_Directive_
Reproduce the following lines verbatim, in the order given.
- - - - -
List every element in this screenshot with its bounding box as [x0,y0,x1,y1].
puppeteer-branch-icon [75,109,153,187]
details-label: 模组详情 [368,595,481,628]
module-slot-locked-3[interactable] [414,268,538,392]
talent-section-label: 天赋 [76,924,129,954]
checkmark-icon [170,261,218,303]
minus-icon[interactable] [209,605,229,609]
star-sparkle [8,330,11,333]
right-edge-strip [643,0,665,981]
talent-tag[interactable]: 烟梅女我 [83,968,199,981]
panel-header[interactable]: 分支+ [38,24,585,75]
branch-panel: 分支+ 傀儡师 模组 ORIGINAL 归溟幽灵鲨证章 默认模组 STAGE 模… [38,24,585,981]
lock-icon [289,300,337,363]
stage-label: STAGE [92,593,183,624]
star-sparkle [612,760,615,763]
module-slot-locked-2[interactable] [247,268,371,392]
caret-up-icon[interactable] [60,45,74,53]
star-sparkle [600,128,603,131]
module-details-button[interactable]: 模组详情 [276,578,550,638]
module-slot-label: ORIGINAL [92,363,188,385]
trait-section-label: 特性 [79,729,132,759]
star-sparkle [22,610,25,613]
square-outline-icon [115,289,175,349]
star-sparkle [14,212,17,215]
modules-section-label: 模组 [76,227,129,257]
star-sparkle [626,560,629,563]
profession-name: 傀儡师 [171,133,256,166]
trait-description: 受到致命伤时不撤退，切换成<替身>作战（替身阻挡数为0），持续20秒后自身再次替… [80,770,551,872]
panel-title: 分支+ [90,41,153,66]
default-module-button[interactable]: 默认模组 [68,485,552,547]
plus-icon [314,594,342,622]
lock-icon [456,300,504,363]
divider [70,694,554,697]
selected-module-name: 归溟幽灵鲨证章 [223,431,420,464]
- - - - -
_The solution_
List every element in this screenshot with its bounding box as [x0,y0,x1,y1].
puppeteer-branch-icon [75,109,153,187]
details-label: 模组详情 [368,595,481,628]
module-slot-locked-3[interactable] [414,268,538,392]
talent-section-label: 天赋 [76,924,129,954]
checkmark-icon [170,261,218,303]
minus-icon[interactable] [209,605,229,609]
star-sparkle [8,330,11,333]
right-edge-strip [643,0,665,981]
talent-tag[interactable]: 烟梅女我 [83,968,199,981]
panel-header[interactable]: 分支+ [38,24,585,75]
branch-panel: 分支+ 傀儡师 模组 ORIGINAL 归溟幽灵鲨证章 默认模组 STAGE 模… [38,24,585,981]
lock-icon [289,300,337,363]
stage-label: STAGE [92,593,183,624]
star-sparkle [612,760,615,763]
module-slot-locked-2[interactable] [247,268,371,392]
caret-up-icon[interactable] [60,45,74,53]
star-sparkle [600,128,603,131]
module-details-button[interactable]: 模组详情 [276,578,550,638]
module-slot-label: ORIGINAL [92,363,188,385]
trait-section-label: 特性 [79,729,132,759]
star-sparkle [22,610,25,613]
square-outline-icon [115,289,175,349]
star-sparkle [14,212,17,215]
modules-section-label: 模组 [76,227,129,257]
star-sparkle [626,560,629,563]
profession-name: 傀儡师 [171,133,256,166]
trait-description: 受到致命伤时不撤退，切换成<替身>作战（替身阻挡数为0），持续20秒后自身再次替… [80,770,551,872]
panel-title: 分支+ [90,41,153,66]
default-module-button[interactable]: 默认模组 [68,485,552,547]
plus-icon [314,594,342,622]
lock-icon [456,300,504,363]
divider [70,694,554,697]
selected-module-name: 归溟幽灵鲨证章 [223,431,420,464]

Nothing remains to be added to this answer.